- [Goal]
Reproduce the whole listing, character for character.
Start of The records
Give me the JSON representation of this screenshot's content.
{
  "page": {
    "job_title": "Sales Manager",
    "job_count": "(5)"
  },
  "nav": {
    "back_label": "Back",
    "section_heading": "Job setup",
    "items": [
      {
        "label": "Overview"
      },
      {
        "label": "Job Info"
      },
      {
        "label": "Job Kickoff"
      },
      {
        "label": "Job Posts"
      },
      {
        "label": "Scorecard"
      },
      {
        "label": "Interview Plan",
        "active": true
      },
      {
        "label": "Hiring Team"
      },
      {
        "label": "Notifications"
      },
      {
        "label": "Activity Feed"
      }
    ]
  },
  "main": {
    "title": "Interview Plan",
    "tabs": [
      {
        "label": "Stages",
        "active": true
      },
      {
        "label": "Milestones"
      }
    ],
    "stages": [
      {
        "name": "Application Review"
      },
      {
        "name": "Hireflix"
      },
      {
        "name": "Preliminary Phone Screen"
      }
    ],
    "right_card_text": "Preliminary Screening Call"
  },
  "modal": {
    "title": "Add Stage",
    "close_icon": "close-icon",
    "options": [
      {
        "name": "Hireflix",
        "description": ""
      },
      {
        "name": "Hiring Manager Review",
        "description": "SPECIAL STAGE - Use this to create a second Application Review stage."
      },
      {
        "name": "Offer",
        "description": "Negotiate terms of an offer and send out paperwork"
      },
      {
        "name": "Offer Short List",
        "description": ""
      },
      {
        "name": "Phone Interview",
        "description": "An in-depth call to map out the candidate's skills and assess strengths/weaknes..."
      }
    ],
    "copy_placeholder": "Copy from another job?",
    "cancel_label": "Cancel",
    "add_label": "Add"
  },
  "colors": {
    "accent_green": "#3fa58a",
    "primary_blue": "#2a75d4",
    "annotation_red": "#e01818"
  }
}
End of The records
- [Output of the exercise]
Give me the JSON representation of this screenshot's content.
{
  "page": {
    "job_title": "Sales Manager",
    "job_count": "(5)"
  },
  "nav": {
    "back_label": "Back",
    "section_heading": "Job setup",
    "items": [
      {
        "label": "Overview"
      },
      {
        "label": "Job Info"
      },
      {
        "label": "Job Kickoff"
      },
      {
        "label": "Job Posts"
      },
      {
        "label": "Scorecard"
      },
      {
        "label": "Interview Plan",
        "active": true
      },
      {
        "label": "Hiring Team"
      },
      {
        "label": "Notifications"
      },
      {
        "label": "Activity Feed"
      }
    ]
  },
  "main": {
    "title": "Interview Plan",
    "tabs": [
      {
        "label": "Stages",
        "active": true
      },
      {
        "label": "Milestones"
      }
    ],
    "stages": [
      {
        "name": "Application Review"
      },
      {
        "name": "Hireflix"
      },
      {
        "name": "Preliminary Phone Screen"
      }
    ],
    "right_card_text": "Preliminary Screening Call"
  },
  "modal": {
    "title": "Add Stage",
    "close_icon": "close-icon",
    "options": [
      {
        "name": "Hireflix",
        "description": ""
      },
      {
        "name": "Hiring Manager Review",
        "description": "SPECIAL STAGE - Use this to create a second Application Review stage."
      },
      {
        "name": "Offer",
        "description": "Negotiate terms of an offer and send out paperwork"
      },
      {
        "name": "Offer Short List",
        "description": ""
      },
      {
        "name": "Phone Interview",
        "description": "An in-depth call to map out the candidate's skills and assess strengths/weaknes..."
      }
    ],
    "copy_placeholder": "Copy from another job?",
    "cancel_label": "Cancel",
    "add_label": "Add"
  },
  "colors": {
    "accent_green": "#3fa58a",
    "primary_blue": "#2a75d4",
    "annotation_red": "#e01818"
  }
}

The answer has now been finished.